Data in this exercise:

○ ○ ○ ○ ○ ○ ○

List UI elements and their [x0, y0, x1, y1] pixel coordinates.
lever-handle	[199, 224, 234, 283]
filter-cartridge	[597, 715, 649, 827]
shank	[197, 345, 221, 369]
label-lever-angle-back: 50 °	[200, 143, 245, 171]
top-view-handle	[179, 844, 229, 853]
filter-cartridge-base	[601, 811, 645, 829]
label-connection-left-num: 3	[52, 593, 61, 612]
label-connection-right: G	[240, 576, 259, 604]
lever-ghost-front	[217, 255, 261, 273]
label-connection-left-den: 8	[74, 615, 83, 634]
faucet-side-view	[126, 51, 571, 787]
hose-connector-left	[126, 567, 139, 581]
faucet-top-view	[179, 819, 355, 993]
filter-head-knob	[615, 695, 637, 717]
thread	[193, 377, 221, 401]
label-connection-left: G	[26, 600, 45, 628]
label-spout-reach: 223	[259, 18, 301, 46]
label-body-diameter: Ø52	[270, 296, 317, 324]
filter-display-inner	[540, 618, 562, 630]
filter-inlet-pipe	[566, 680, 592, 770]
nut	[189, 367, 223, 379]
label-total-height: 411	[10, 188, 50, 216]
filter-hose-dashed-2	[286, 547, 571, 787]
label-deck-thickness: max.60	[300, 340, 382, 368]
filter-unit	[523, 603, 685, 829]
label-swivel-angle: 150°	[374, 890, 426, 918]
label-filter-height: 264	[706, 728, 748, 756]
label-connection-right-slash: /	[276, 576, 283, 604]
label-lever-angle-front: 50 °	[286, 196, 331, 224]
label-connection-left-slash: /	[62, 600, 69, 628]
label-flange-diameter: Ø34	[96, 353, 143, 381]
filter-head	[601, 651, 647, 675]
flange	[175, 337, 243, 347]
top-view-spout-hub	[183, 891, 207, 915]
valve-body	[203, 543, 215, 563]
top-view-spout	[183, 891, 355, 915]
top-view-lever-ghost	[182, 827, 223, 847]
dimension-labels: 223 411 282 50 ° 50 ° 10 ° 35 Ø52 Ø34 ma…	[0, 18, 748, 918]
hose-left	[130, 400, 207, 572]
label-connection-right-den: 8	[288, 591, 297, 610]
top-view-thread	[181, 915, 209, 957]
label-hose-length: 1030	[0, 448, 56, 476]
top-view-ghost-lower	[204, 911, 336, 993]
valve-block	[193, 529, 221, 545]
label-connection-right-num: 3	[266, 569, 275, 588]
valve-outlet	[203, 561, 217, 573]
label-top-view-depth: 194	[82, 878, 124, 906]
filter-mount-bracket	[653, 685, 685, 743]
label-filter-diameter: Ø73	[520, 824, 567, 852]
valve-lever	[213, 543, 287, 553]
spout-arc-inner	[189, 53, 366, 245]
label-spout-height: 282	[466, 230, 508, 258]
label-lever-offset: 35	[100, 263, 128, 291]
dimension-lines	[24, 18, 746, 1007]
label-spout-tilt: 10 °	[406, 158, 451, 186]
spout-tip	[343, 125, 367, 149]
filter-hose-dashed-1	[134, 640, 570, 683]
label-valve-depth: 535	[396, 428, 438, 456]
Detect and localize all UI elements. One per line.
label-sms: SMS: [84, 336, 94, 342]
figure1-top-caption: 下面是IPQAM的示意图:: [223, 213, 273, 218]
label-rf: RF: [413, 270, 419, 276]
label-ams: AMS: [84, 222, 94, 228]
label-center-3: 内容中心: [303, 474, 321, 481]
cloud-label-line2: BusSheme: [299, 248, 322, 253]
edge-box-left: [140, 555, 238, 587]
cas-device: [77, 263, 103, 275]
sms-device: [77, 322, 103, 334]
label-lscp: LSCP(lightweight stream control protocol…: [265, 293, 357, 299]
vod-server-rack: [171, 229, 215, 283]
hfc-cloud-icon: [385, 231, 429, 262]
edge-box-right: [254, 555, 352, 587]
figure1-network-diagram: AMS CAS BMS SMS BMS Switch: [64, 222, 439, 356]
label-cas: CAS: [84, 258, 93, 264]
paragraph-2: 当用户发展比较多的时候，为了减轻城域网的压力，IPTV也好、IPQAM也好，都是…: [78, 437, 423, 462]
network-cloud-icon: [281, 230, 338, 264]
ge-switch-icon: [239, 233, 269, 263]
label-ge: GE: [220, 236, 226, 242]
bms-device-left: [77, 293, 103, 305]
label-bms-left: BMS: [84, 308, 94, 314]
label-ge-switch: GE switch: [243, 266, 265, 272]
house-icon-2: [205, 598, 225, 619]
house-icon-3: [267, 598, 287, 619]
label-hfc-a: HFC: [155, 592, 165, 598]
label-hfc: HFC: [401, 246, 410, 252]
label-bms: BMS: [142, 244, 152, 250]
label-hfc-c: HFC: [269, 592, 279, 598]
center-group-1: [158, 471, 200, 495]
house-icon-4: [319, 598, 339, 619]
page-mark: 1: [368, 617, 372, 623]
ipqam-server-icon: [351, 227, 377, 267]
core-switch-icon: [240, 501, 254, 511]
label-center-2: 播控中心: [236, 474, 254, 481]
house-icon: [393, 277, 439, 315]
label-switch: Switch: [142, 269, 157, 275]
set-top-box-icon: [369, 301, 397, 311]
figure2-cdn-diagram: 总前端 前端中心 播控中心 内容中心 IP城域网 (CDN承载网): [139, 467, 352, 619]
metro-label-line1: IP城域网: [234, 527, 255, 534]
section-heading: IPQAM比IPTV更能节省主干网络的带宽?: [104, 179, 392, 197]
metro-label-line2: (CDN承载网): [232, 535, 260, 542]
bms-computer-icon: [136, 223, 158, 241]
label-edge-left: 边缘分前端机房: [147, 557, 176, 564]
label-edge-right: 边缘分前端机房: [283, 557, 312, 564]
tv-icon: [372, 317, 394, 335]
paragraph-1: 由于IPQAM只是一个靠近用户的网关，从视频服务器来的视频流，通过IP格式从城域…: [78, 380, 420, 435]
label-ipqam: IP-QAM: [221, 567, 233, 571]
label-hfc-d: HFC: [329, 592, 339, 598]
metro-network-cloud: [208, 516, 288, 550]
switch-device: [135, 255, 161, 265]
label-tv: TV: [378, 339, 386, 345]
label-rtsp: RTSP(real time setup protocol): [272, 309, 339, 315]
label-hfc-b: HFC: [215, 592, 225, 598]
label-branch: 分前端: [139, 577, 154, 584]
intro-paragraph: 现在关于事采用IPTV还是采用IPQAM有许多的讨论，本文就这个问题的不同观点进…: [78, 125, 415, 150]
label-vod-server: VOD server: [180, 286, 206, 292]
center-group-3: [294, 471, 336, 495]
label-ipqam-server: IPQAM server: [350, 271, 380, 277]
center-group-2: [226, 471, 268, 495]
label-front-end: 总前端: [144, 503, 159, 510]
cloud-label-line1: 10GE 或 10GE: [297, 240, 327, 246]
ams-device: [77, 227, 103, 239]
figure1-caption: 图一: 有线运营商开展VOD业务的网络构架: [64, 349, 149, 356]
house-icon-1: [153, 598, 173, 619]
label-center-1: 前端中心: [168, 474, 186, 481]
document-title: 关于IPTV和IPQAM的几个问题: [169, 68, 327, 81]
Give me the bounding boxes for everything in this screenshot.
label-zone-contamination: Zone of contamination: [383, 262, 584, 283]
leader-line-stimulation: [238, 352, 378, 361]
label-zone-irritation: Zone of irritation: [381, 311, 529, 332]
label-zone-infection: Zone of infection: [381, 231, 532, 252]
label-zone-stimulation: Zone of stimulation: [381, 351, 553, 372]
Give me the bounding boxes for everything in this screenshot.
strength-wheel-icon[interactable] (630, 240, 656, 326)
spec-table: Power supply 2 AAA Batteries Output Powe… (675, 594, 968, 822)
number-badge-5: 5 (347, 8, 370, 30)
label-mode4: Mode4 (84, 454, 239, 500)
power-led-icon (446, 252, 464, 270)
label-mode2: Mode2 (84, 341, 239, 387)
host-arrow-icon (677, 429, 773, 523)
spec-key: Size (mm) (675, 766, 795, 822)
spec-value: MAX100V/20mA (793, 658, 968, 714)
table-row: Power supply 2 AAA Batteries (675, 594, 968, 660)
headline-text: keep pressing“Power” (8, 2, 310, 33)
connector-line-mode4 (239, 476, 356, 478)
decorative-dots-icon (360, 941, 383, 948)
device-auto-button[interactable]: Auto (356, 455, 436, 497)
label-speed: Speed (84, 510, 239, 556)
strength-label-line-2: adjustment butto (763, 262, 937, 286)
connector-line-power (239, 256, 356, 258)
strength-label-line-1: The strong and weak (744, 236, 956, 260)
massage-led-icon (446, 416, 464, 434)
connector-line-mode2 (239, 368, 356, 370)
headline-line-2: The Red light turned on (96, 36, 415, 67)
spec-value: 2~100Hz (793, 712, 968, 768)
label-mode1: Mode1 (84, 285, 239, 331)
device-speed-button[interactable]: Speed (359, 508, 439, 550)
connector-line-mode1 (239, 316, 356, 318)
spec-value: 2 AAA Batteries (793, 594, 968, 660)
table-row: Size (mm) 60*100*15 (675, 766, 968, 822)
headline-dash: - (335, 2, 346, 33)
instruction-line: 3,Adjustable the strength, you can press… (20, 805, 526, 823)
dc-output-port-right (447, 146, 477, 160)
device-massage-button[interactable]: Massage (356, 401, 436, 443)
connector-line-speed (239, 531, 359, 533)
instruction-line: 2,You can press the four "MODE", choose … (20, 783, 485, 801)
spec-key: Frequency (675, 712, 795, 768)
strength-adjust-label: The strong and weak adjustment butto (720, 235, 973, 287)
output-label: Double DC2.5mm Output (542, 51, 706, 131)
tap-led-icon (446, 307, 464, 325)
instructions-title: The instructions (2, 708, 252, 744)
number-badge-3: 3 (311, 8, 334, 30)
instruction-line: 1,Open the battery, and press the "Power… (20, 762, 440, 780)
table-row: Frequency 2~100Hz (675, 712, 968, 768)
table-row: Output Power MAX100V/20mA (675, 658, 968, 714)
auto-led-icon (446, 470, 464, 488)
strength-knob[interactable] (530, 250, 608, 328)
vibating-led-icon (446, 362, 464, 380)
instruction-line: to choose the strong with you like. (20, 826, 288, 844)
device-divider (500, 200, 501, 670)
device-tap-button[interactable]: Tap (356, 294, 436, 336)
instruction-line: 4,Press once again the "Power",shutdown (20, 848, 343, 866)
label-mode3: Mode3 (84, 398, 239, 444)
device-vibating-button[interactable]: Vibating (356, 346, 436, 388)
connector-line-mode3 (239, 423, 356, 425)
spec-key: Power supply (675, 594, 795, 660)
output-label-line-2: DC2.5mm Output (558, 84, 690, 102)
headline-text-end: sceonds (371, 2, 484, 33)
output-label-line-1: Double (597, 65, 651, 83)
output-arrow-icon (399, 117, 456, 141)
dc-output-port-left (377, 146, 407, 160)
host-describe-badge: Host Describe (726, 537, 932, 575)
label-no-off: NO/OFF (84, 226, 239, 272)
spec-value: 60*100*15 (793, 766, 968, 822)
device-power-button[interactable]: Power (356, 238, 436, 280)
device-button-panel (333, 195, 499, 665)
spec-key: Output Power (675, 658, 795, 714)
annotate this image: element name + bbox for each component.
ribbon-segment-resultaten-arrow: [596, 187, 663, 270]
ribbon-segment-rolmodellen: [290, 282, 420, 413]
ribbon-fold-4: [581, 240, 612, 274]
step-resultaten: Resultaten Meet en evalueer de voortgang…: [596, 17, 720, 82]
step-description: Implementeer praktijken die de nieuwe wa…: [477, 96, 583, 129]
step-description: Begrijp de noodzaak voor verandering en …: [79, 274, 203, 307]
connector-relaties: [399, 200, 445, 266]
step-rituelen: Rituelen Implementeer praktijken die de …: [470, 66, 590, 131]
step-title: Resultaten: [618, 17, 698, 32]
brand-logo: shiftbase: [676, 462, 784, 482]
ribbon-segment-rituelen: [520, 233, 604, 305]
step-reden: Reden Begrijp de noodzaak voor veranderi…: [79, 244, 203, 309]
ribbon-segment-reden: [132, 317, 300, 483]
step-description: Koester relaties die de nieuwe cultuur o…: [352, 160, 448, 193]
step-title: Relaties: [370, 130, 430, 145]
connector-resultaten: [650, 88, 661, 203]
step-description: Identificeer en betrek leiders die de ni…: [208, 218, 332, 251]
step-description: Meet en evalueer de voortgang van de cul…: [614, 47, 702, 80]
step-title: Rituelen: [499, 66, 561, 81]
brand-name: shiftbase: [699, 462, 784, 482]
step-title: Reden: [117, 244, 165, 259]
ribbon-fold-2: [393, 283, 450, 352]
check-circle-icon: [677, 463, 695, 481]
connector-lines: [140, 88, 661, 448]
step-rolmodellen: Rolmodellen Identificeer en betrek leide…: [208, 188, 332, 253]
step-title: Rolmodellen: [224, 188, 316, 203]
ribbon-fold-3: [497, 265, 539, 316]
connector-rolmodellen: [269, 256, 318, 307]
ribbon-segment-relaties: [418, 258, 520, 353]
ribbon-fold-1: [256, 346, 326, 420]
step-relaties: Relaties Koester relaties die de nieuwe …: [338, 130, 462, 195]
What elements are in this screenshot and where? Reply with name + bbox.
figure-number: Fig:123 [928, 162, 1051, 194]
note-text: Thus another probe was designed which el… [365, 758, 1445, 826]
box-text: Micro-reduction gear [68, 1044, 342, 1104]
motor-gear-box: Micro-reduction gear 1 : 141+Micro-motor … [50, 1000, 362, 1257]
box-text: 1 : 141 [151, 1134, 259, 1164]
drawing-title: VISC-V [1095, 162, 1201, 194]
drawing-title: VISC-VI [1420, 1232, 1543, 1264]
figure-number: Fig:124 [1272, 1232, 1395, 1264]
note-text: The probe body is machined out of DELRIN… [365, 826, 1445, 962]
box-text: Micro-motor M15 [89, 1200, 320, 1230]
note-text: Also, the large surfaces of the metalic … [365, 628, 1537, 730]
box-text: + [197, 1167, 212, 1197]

○ ○ ○ ○ ○ ○ ○

Task instructions:
Copy out the items from their first line through the line containing "844, 229, 853]", including that line.

Output:
List UI elements and their [x0, y0, x1, y1] pixel coordinates.
lever-handle	[199, 224, 234, 283]
filter-cartridge	[597, 715, 649, 827]
shank	[197, 345, 221, 369]
label-lever-angle-back: 50 °	[200, 143, 245, 171]
top-view-handle	[179, 844, 229, 853]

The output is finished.